**Required work**
Using the entries below, show all lines with the string "results".

----------------

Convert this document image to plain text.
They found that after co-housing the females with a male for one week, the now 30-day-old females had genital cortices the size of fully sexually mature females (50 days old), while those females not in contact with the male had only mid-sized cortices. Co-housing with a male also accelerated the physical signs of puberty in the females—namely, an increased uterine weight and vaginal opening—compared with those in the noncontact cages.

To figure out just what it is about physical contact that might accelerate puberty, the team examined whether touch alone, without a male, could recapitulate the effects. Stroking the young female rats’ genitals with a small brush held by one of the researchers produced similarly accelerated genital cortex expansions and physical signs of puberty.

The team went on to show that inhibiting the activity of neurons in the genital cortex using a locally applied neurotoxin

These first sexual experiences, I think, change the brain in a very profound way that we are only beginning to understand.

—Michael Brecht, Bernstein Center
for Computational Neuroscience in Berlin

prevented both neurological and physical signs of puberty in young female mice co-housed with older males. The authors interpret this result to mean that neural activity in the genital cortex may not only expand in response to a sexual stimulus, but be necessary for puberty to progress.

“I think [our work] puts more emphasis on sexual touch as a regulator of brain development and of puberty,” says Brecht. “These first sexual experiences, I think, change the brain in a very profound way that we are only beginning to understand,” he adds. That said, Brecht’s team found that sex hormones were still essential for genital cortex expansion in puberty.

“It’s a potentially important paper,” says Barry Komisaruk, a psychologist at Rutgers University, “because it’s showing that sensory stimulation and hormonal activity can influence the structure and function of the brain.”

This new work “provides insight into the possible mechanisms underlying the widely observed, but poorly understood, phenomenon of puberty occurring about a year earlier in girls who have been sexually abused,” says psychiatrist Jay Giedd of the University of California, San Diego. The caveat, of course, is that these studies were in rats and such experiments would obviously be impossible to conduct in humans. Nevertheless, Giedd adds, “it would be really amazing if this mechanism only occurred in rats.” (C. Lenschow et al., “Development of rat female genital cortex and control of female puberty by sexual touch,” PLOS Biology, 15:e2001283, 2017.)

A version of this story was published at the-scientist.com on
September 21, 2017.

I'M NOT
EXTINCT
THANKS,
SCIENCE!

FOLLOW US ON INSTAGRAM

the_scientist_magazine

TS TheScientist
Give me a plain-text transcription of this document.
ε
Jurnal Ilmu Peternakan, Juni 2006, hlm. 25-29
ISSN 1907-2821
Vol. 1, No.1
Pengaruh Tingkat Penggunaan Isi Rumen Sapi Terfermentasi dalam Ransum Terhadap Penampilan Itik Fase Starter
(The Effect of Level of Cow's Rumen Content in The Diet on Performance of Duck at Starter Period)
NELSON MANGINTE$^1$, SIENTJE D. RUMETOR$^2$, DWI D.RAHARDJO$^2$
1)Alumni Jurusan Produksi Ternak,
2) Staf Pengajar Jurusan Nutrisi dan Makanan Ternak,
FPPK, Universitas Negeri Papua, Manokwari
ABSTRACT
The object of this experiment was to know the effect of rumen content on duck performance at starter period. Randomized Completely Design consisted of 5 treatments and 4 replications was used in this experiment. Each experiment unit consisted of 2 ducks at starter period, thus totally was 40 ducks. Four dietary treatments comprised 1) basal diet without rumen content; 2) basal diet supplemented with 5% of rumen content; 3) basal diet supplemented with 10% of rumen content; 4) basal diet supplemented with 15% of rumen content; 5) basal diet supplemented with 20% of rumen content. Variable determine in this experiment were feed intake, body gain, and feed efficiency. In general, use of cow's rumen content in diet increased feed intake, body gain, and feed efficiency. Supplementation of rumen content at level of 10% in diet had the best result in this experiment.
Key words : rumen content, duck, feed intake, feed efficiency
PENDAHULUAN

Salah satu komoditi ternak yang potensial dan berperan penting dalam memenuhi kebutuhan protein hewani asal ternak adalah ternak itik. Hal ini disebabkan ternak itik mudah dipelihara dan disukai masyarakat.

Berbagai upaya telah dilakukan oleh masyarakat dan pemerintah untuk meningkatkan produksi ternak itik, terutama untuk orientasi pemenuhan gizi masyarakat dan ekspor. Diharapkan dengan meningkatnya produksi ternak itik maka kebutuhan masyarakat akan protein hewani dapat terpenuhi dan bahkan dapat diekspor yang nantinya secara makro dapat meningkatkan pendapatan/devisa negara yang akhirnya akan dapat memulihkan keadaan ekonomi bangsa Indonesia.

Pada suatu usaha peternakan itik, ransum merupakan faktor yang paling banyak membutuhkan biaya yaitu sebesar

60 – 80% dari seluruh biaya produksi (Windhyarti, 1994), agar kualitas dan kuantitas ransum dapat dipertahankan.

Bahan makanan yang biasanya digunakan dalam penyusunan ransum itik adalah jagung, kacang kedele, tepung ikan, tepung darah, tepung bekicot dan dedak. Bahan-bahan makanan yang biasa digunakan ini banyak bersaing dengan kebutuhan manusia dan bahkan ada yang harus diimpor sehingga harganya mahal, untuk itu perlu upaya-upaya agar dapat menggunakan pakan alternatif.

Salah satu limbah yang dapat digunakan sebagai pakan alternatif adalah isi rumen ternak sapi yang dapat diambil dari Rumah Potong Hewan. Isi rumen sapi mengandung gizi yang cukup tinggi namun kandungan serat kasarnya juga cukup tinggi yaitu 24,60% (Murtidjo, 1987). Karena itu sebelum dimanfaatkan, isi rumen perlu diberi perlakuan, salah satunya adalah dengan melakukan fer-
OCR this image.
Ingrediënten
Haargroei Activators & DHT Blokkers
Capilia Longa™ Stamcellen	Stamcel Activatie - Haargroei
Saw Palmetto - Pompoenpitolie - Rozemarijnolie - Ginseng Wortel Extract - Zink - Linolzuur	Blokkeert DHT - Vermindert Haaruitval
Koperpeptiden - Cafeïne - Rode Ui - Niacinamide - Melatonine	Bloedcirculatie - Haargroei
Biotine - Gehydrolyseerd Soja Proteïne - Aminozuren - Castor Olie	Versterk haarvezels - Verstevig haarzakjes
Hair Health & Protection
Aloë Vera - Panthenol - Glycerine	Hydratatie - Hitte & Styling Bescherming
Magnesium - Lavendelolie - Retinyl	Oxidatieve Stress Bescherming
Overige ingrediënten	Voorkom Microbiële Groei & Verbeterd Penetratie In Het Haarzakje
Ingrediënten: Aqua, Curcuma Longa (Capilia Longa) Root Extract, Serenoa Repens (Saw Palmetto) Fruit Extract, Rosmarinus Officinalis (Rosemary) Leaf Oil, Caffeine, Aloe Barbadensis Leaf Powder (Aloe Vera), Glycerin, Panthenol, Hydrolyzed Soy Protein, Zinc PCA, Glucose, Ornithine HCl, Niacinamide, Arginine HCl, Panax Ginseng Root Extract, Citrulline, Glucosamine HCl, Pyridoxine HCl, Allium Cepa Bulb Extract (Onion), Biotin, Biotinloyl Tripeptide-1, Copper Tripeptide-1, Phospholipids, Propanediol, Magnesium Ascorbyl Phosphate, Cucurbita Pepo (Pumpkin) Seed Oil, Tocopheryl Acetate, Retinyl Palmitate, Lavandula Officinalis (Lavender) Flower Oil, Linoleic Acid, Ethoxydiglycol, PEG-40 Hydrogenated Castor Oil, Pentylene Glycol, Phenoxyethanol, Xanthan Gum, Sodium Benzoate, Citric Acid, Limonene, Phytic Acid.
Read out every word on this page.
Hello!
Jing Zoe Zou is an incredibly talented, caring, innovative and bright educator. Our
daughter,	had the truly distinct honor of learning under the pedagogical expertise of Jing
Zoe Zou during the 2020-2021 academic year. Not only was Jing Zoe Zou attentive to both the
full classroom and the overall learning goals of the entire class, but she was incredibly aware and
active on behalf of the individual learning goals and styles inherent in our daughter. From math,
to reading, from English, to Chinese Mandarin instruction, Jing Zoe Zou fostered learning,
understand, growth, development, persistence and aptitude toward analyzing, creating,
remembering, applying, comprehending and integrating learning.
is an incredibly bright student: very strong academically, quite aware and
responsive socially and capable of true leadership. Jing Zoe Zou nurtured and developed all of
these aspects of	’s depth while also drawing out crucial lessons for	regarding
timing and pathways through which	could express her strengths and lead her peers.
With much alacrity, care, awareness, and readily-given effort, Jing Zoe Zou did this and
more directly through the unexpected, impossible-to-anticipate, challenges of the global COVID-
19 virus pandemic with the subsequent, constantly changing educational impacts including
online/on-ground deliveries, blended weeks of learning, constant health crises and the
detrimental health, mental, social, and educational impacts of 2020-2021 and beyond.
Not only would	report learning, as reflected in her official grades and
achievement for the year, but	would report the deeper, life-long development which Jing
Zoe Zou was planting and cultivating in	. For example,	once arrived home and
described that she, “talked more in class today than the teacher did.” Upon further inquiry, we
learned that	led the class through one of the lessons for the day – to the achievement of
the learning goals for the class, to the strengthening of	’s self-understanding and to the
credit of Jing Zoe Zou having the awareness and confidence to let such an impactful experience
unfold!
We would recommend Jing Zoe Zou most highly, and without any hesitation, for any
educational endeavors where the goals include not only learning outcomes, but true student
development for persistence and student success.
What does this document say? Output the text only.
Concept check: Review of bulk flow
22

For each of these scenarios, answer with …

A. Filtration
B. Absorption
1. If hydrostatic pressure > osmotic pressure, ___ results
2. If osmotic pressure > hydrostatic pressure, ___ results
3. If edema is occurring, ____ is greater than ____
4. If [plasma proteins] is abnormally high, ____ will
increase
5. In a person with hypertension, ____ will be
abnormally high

----------------

**Worked solution**
1. If hydrostatic pressure > osmotic pressure, ___ results
2. If osmotic pressure > hydrostatic pressure, ___ results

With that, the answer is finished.